TASK TO CARRY OUT> State only the number of lines that include "Name".

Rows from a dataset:
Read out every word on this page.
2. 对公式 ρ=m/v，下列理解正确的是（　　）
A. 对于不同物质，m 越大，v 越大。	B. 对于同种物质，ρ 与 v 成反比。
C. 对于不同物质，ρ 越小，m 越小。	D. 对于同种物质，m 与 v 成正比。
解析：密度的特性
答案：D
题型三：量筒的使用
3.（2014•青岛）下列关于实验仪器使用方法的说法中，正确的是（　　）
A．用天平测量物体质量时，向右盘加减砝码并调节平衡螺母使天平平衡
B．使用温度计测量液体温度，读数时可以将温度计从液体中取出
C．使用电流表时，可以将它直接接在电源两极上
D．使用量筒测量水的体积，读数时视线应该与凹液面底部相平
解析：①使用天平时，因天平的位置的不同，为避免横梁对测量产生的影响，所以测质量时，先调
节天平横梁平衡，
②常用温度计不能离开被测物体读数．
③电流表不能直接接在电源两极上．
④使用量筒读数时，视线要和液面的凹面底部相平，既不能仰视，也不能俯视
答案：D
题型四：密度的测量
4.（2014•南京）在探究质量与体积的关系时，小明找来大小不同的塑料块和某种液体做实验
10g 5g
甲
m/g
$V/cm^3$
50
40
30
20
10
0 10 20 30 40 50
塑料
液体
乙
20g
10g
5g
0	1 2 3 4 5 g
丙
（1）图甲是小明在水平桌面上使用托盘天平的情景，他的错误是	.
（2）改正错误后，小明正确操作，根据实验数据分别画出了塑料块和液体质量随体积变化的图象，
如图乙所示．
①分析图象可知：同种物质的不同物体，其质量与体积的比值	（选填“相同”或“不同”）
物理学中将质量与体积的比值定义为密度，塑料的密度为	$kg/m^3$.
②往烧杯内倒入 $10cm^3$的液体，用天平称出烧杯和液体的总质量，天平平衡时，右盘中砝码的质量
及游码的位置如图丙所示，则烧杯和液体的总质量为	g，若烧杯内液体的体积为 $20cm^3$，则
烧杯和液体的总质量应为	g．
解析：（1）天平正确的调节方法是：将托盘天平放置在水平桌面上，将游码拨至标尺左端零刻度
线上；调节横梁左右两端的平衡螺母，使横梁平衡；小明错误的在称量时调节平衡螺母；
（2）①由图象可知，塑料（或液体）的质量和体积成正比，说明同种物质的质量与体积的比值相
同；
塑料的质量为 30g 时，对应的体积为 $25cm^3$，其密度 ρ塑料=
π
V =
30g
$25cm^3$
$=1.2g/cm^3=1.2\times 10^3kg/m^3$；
---
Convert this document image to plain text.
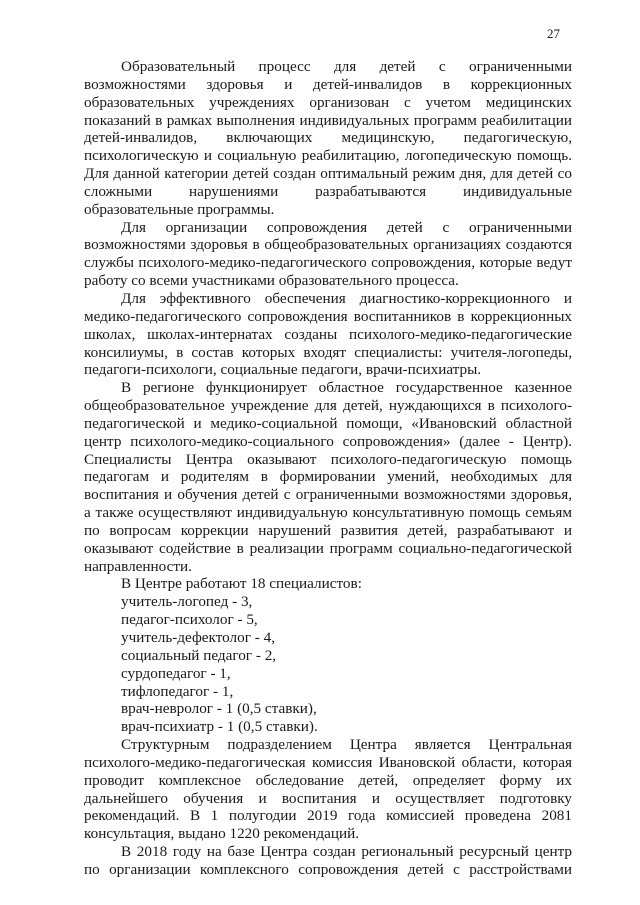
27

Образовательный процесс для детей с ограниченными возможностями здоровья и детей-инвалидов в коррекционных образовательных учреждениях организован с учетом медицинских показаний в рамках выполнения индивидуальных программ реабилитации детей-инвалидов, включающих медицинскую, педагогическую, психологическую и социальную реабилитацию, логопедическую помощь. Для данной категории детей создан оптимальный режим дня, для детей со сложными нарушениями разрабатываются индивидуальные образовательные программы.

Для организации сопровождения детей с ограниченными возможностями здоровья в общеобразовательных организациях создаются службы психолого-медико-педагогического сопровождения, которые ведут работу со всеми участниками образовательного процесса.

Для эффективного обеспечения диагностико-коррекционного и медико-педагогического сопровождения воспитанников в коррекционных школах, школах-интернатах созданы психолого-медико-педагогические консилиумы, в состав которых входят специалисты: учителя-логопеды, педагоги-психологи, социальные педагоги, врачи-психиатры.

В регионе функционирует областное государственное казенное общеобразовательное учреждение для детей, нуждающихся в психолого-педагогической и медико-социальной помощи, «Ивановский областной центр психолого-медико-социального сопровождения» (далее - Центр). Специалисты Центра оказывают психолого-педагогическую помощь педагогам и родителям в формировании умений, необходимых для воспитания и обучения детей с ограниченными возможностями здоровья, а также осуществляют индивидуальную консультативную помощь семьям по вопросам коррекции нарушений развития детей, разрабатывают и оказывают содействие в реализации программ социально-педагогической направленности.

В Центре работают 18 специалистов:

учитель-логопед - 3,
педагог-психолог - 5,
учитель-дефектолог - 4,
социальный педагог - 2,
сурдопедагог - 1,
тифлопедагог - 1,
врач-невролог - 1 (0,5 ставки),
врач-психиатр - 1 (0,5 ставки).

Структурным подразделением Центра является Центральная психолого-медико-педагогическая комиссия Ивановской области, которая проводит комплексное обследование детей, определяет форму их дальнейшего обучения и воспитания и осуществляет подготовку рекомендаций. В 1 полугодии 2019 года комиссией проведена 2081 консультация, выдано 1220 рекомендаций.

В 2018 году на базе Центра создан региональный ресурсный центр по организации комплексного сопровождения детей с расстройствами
==
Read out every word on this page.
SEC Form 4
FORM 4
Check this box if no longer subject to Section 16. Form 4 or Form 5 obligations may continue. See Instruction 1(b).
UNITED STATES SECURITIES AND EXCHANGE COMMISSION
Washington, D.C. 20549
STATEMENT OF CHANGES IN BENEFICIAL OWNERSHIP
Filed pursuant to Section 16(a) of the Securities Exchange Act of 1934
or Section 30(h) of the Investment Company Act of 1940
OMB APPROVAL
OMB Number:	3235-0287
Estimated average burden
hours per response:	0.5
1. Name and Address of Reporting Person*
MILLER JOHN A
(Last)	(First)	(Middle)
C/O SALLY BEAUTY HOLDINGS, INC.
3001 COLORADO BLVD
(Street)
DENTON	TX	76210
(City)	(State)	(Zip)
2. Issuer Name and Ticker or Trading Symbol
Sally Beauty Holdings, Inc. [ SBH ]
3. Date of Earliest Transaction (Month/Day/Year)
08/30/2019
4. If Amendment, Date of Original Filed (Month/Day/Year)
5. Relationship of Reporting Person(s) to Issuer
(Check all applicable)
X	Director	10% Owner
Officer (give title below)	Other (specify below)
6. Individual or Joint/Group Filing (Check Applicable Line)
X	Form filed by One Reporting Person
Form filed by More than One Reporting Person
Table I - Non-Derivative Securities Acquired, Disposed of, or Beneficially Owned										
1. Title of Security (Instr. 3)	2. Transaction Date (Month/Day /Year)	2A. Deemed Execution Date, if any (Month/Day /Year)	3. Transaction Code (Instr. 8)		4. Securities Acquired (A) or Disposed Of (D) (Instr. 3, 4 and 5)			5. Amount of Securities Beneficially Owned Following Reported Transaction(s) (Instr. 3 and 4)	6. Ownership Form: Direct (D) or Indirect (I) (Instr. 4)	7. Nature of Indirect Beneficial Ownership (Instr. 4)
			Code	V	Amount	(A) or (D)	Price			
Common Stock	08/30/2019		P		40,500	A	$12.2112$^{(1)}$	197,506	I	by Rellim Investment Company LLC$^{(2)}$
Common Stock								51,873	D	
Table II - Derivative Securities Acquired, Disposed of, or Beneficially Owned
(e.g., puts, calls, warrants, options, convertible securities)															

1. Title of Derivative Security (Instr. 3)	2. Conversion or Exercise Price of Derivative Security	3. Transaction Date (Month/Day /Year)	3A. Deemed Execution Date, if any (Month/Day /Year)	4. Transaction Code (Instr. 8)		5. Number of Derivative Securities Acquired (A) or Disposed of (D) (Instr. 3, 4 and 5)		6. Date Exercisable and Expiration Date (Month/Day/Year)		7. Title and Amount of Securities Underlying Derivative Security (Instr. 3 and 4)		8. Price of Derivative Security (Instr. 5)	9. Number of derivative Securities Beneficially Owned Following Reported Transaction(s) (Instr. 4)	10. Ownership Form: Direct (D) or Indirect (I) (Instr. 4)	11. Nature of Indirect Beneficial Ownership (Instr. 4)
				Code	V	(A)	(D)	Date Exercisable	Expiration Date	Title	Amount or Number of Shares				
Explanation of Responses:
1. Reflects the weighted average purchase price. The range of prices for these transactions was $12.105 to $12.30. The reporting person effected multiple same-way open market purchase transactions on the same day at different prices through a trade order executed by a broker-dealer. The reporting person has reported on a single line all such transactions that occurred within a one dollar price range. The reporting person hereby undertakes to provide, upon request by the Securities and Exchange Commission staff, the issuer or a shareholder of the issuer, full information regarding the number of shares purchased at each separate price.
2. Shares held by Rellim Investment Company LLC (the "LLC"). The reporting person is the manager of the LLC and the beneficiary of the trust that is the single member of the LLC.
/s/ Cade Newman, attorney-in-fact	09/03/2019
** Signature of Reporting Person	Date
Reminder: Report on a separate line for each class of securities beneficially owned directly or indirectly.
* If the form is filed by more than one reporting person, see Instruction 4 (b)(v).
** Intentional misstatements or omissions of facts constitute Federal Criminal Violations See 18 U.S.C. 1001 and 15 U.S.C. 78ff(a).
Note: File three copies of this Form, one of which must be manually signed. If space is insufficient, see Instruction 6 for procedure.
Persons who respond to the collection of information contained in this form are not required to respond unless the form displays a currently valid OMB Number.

EXERCISE RESULT> 2